→ **DIRECTIVE**: The listing below should be printed exactly, every line of it. Skip the pictures.

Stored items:
────────

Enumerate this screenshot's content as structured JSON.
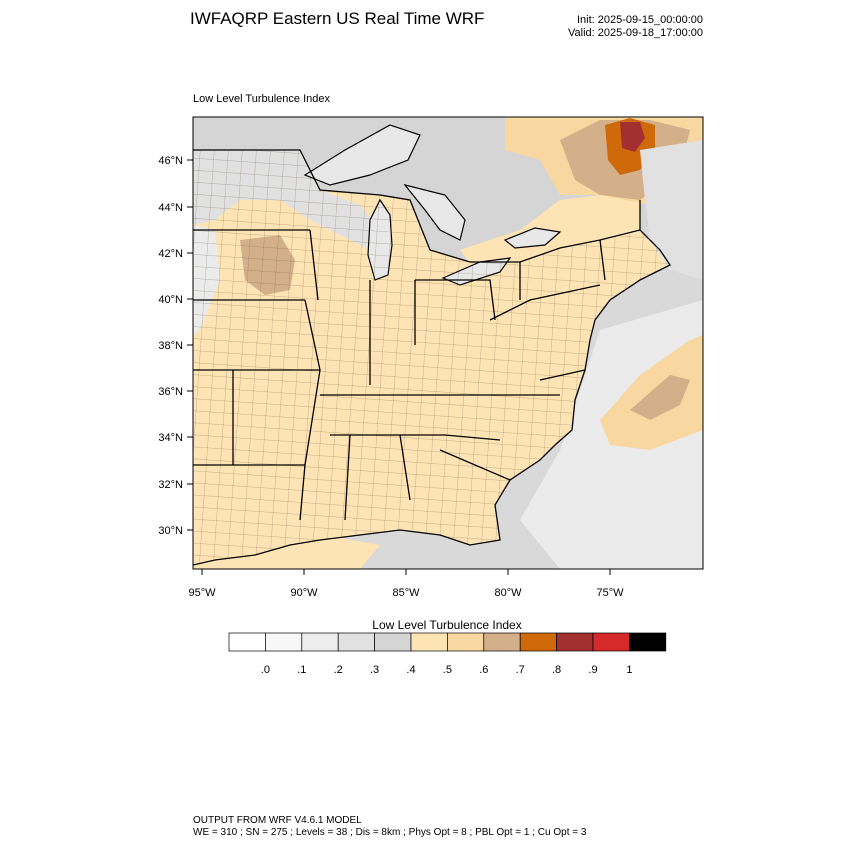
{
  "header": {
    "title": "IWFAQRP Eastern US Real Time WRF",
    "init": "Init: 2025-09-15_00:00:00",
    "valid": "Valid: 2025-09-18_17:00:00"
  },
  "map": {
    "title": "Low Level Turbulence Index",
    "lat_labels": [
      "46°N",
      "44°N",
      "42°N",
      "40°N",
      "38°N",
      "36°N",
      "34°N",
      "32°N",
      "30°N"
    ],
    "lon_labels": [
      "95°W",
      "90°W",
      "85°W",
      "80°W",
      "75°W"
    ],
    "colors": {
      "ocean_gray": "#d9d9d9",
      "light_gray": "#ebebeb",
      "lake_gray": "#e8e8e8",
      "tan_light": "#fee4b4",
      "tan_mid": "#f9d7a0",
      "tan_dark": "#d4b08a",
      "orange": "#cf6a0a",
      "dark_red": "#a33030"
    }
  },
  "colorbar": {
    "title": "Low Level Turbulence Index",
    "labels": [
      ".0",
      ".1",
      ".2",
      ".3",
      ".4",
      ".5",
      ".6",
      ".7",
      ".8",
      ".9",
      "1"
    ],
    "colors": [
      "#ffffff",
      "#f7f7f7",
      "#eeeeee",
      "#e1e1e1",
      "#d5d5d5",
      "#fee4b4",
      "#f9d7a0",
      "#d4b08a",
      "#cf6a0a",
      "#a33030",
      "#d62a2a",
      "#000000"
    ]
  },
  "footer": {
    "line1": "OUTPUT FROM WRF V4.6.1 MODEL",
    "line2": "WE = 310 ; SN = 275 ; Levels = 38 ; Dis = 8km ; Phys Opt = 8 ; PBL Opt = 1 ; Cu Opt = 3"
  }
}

────────

→ **WRITTEN ANSWER**:
Enumerate this screenshot's content as structured JSON.
{
  "header": {
    "title": "IWFAQRP Eastern US Real Time WRF",
    "init": "Init: 2025-09-15_00:00:00",
    "valid": "Valid: 2025-09-18_17:00:00"
  },
  "map": {
    "title": "Low Level Turbulence Index",
    "lat_labels": [
      "46°N",
      "44°N",
      "42°N",
      "40°N",
      "38°N",
      "36°N",
      "34°N",
      "32°N",
      "30°N"
    ],
    "lon_labels": [
      "95°W",
      "90°W",
      "85°W",
      "80°W",
      "75°W"
    ],
    "colors": {
      "ocean_gray": "#d9d9d9",
      "light_gray": "#ebebeb",
      "lake_gray": "#e8e8e8",
      "tan_light": "#fee4b4",
      "tan_mid": "#f9d7a0",
      "tan_dark": "#d4b08a",
      "orange": "#cf6a0a",
      "dark_red": "#a33030"
    }
  },
  "colorbar": {
    "title": "Low Level Turbulence Index",
    "labels": [
      ".0",
      ".1",
      ".2",
      ".3",
      ".4",
      ".5",
      ".6",
      ".7",
      ".8",
      ".9",
      "1"
    ],
    "colors": [
      "#ffffff",
      "#f7f7f7",
      "#eeeeee",
      "#e1e1e1",
      "#d5d5d5",
      "#fee4b4",
      "#f9d7a0",
      "#d4b08a",
      "#cf6a0a",
      "#a33030",
      "#d62a2a",
      "#000000"
    ]
  },
  "footer": {
    "line1": "OUTPUT FROM WRF V4.6.1 MODEL",
    "line2": "WE = 310 ; SN = 275 ; Levels = 38 ; Dis = 8km ; Phys Opt = 8 ; PBL Opt = 1 ; Cu Opt = 3"
  }
}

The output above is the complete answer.